══ Given data

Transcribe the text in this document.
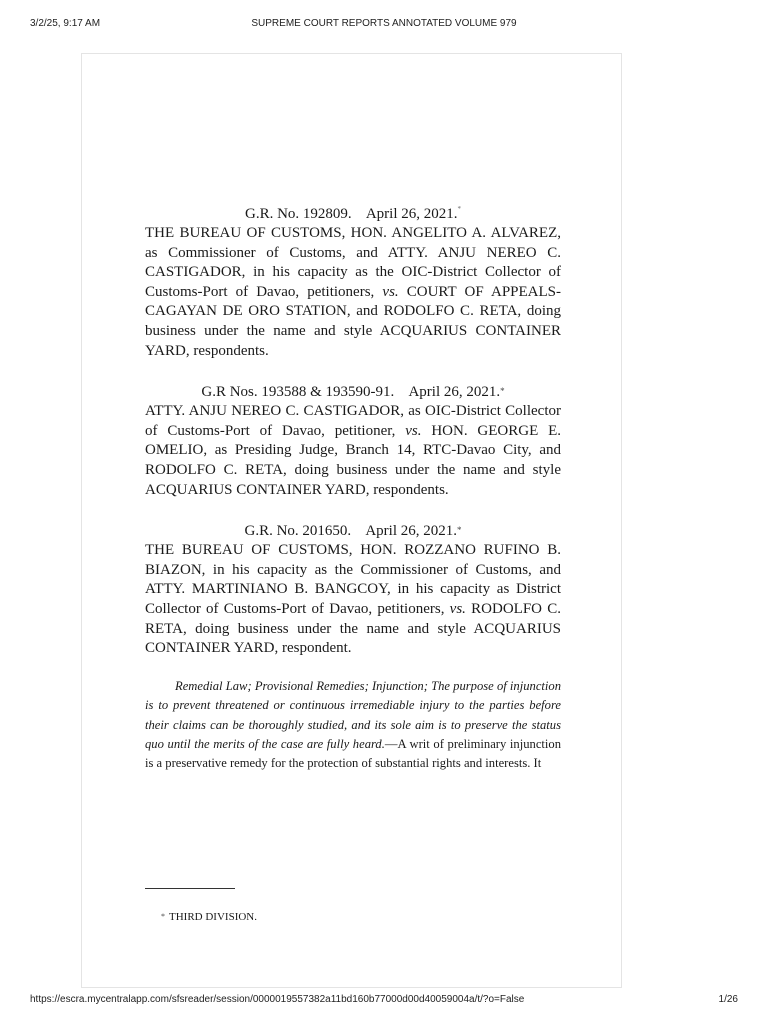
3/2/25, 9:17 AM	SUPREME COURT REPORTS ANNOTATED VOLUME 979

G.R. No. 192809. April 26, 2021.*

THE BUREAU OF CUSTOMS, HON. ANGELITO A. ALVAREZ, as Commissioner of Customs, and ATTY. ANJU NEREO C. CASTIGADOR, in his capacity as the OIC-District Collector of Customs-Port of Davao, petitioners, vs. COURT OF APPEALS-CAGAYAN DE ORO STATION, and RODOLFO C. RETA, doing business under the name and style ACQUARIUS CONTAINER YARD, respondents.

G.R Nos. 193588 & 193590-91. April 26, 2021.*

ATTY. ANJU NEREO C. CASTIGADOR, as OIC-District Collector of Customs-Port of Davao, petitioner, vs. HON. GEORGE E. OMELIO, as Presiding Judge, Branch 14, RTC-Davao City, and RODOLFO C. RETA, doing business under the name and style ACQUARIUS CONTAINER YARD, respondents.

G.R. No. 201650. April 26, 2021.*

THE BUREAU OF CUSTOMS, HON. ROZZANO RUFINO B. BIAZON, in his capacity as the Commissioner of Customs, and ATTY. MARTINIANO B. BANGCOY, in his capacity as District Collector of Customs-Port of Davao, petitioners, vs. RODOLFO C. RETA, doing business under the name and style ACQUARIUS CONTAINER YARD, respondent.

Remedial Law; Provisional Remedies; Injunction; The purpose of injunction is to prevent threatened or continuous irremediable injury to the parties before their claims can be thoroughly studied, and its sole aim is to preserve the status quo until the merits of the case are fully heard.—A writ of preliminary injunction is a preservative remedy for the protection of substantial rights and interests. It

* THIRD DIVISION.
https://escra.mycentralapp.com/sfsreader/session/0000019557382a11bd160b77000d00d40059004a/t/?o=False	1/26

════
══ Given data

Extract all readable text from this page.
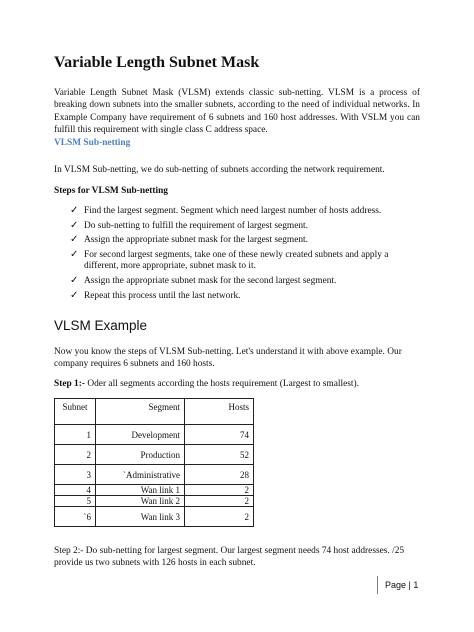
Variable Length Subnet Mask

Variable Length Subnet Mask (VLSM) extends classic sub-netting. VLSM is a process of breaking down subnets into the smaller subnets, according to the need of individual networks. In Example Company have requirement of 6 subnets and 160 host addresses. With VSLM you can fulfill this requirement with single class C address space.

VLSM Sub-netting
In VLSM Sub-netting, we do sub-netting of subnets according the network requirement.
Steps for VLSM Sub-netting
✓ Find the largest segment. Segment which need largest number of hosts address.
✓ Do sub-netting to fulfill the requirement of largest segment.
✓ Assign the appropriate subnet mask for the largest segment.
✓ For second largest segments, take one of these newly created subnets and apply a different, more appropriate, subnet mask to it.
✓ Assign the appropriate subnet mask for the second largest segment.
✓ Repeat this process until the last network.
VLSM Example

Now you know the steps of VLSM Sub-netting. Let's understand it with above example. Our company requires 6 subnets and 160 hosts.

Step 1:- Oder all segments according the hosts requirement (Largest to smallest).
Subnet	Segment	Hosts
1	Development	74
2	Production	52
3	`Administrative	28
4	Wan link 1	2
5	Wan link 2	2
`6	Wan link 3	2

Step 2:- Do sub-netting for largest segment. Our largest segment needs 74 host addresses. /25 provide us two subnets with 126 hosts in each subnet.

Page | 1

════

## Task requirements
In the entries above, identify every line with the word "style". Copy those lines.

## Written reply
THE BUREAU OF CUSTOMS, HON. ANGELITO A. ALVAREZ, as Commissioner of Customs, and ATTY. ANJU NEREO C. CASTIGADOR, in his capacity as the OIC-District Collector of Customs-Port of Davao, petitioners, vs. COURT OF APPEALS-CAGAYAN DE ORO STATION, and RODOLFO C. RETA, doing business under the name and style ACQUARIUS CONTAINER YARD, respondents.
ATTY. ANJU NEREO C. CASTIGADOR, as OIC-District Collector of Customs-Port of Davao, petitioner, vs. HON. GEORGE E. OMELIO, as Presiding Judge, Branch 14, RTC-Davao City, and RODOLFO C. RETA, doing business under the name and style ACQUARIUS CONTAINER YARD, respondents.
THE BUREAU OF CUSTOMS, HON. ROZZANO RUFINO B. BIAZON, in his capacity as the Commissioner of Customs, and ATTY. MARTINIANO B. BANGCOY, in his capacity as District Collector of Customs-Port of Davao, petitioners, vs. RODOLFO C. RETA, doing business under the name and style ACQUARIUS CONTAINER YARD, respondent.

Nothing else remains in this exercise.